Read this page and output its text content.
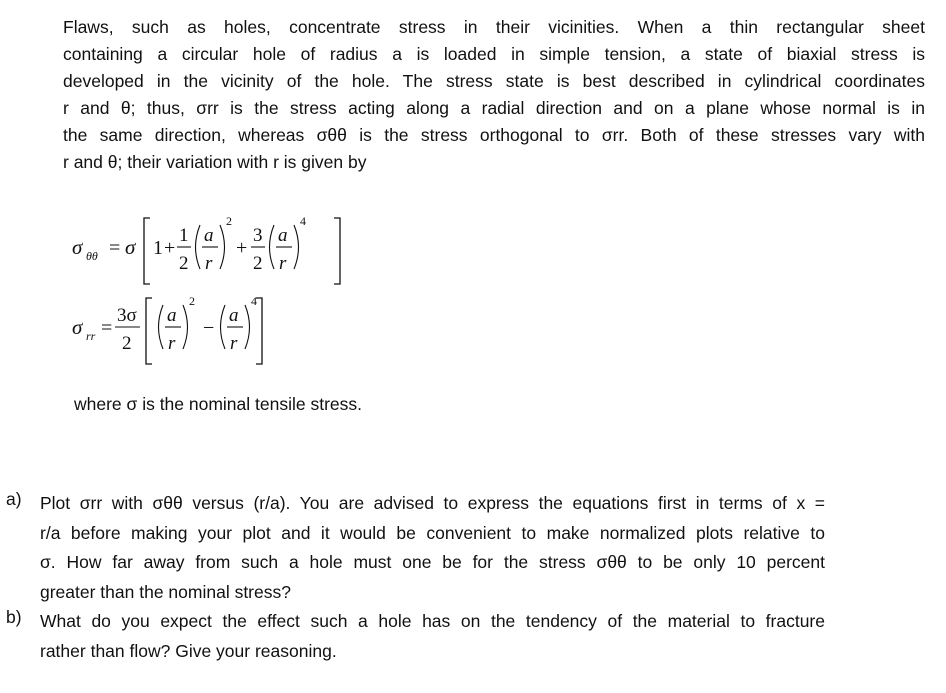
Flaws, such as holes, concentrate stress in their vicinities. When a thin rectangular sheet
containing a circular hole of radius a is loaded in simple tension, a state of biaxial stress is
developed in the vicinity of the hole. The stress state is best described in cylindrical coordinates
r and θ; thus, σrr is the stress acting along a radial direction and on a plane whose normal is in
the same direction, whereas σθθ is the stress orthogonal to σrr. Both of these stresses vary with
r and θ; their variation with r is given by
σ θθ = σ 1 +
1
2
a
r
2
+
3
2
a
r
4
σ rr =
3σ
2
a
r
2
−
a
r
4
where σ is the nominal tensile stress.
a) Plot σrr with σθθ versus (r/a). You are advised to express the equations first in terms of x =
r/a before making your plot and it would be convenient to make normalized plots relative to
σ. How far away from such a hole must one be for the stress σθθ to be only 10 percent
greater than the nominal stress?
b) What do you expect the effect such a hole has on the tendency of the material to fracture
rather than flow? Give your reasoning.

### To be done
Copy all lines from the listing that contain "with".

### Full solution
the same direction, whereas σθθ is the stress orthogonal to σrr. Both of these stresses vary with
r and θ; their variation with r is given by
a) Plot σrr with σθθ versus (r/a). You are advised to express the equations first in terms of x =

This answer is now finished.